#### Given instruction:
Copy everything in the listing below word for word, apart from any images.

#### Source material:
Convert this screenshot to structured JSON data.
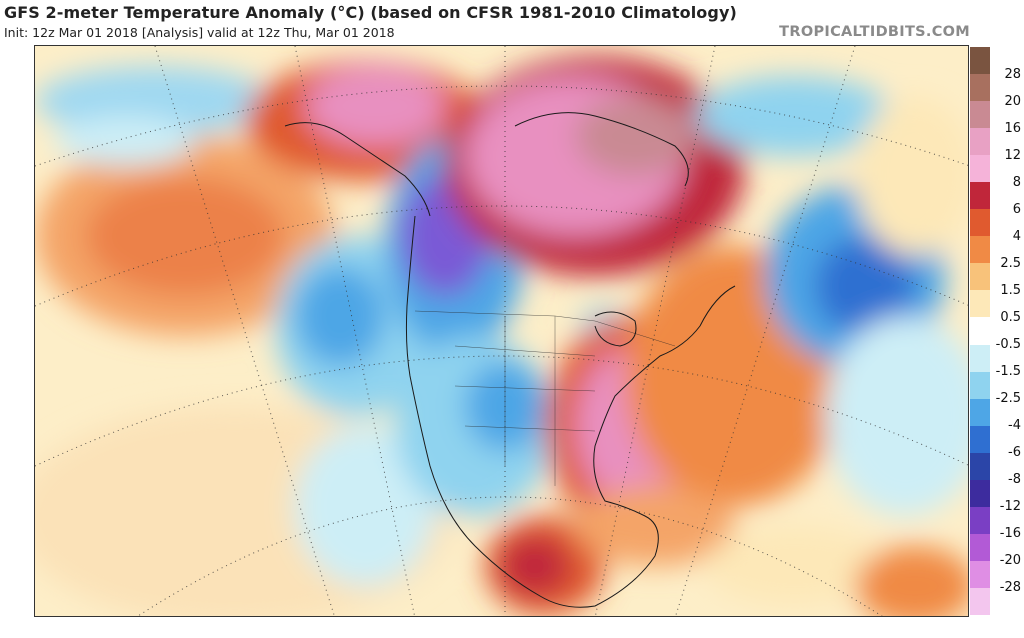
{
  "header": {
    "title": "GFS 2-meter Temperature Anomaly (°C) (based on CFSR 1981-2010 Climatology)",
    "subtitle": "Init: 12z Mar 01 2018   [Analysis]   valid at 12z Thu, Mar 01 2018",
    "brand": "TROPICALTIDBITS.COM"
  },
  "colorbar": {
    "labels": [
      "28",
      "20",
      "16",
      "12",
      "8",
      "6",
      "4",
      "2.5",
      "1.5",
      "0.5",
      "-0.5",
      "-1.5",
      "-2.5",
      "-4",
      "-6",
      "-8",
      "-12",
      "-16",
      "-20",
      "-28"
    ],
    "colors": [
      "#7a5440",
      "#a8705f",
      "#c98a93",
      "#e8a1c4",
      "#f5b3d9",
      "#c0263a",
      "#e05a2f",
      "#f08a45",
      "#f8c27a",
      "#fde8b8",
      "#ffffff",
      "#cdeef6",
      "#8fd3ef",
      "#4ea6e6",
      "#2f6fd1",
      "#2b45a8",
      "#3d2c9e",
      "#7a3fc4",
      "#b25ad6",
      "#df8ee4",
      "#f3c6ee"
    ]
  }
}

#### Correct answer:
Convert this screenshot to structured JSON data.
{
  "header": {
    "title": "GFS 2-meter Temperature Anomaly (°C) (based on CFSR 1981-2010 Climatology)",
    "subtitle": "Init: 12z Mar 01 2018   [Analysis]   valid at 12z Thu, Mar 01 2018",
    "brand": "TROPICALTIDBITS.COM"
  },
  "colorbar": {
    "labels": [
      "28",
      "20",
      "16",
      "12",
      "8",
      "6",
      "4",
      "2.5",
      "1.5",
      "0.5",
      "-0.5",
      "-1.5",
      "-2.5",
      "-4",
      "-6",
      "-8",
      "-12",
      "-16",
      "-20",
      "-28"
    ],
    "colors": [
      "#7a5440",
      "#a8705f",
      "#c98a93",
      "#e8a1c4",
      "#f5b3d9",
      "#c0263a",
      "#e05a2f",
      "#f08a45",
      "#f8c27a",
      "#fde8b8",
      "#ffffff",
      "#cdeef6",
      "#8fd3ef",
      "#4ea6e6",
      "#2f6fd1",
      "#2b45a8",
      "#3d2c9e",
      "#7a3fc4",
      "#b25ad6",
      "#df8ee4",
      "#f3c6ee"
    ]
  }
}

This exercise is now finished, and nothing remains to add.